(Given request) Go over the entries below line by line, copying each one that contains the word "name".

(Dataset)
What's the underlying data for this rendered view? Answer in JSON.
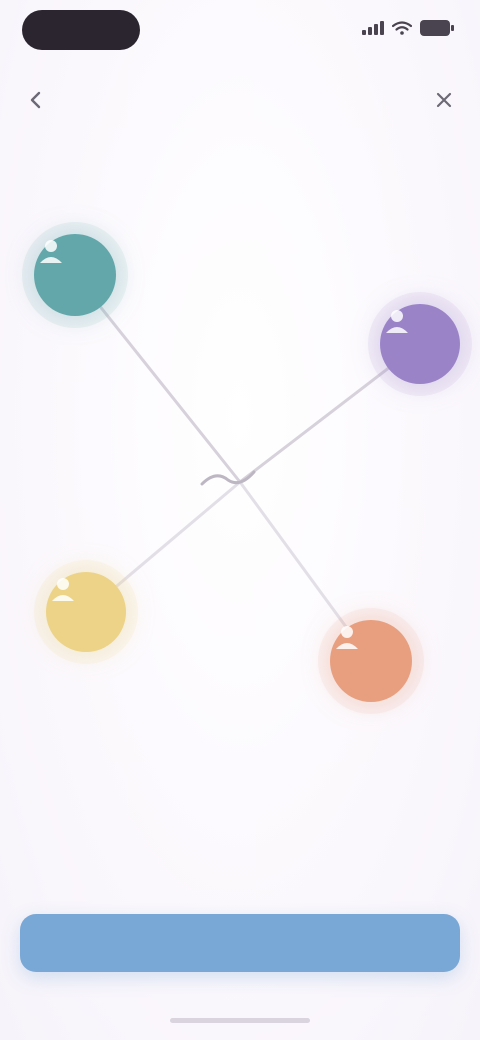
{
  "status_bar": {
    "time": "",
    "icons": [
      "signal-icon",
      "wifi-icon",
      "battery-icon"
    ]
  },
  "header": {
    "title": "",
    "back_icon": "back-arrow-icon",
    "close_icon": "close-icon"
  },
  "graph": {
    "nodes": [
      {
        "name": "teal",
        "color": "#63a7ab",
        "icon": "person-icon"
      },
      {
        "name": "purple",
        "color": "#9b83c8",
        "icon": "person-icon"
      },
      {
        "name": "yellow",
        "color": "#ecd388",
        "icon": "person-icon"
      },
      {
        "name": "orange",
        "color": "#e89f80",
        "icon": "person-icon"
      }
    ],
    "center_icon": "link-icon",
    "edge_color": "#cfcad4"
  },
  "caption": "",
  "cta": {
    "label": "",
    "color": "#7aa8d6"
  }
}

==

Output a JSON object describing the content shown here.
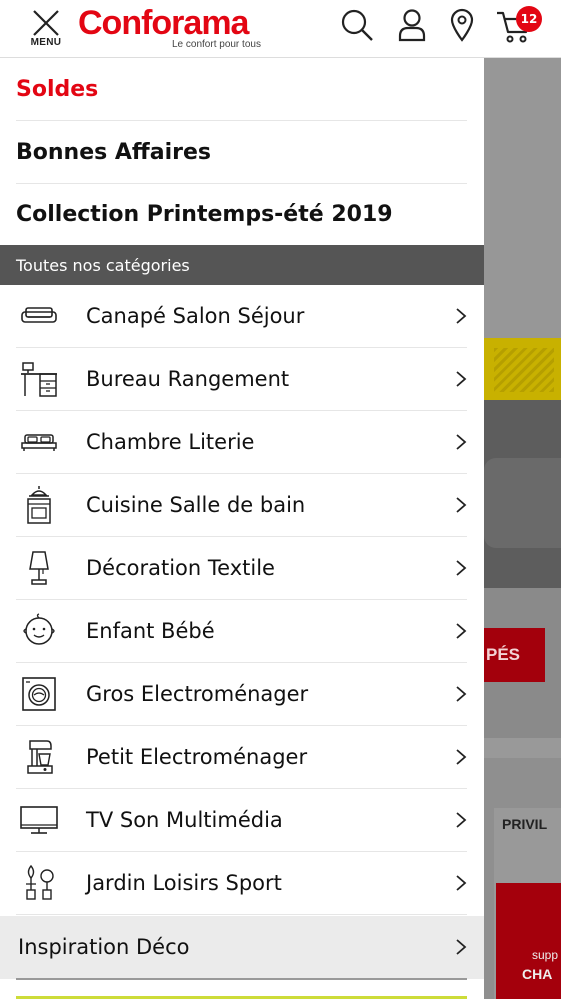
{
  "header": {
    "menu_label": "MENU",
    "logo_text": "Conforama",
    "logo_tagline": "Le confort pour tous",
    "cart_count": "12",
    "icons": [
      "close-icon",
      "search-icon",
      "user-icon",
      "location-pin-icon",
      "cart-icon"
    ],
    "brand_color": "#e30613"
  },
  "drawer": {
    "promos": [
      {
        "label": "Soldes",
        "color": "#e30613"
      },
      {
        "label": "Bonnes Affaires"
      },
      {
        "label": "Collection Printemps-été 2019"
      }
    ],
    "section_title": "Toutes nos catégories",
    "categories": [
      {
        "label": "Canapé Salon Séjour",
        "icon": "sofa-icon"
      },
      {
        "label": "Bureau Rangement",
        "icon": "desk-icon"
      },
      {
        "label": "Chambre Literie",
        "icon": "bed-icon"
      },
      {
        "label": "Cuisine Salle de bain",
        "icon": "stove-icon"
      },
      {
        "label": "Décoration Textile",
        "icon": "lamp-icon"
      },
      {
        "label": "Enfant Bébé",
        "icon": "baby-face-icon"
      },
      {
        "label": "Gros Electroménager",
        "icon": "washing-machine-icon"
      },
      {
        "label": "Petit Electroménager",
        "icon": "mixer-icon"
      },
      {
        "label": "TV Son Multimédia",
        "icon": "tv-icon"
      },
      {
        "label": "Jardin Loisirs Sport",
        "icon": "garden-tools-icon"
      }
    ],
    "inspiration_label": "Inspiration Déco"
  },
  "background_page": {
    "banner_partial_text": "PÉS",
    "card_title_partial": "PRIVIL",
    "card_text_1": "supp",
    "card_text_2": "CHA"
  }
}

(Correct response)
        "name": "teal",
        "name": "purple",
        "name": "yellow",
        "name": "orange",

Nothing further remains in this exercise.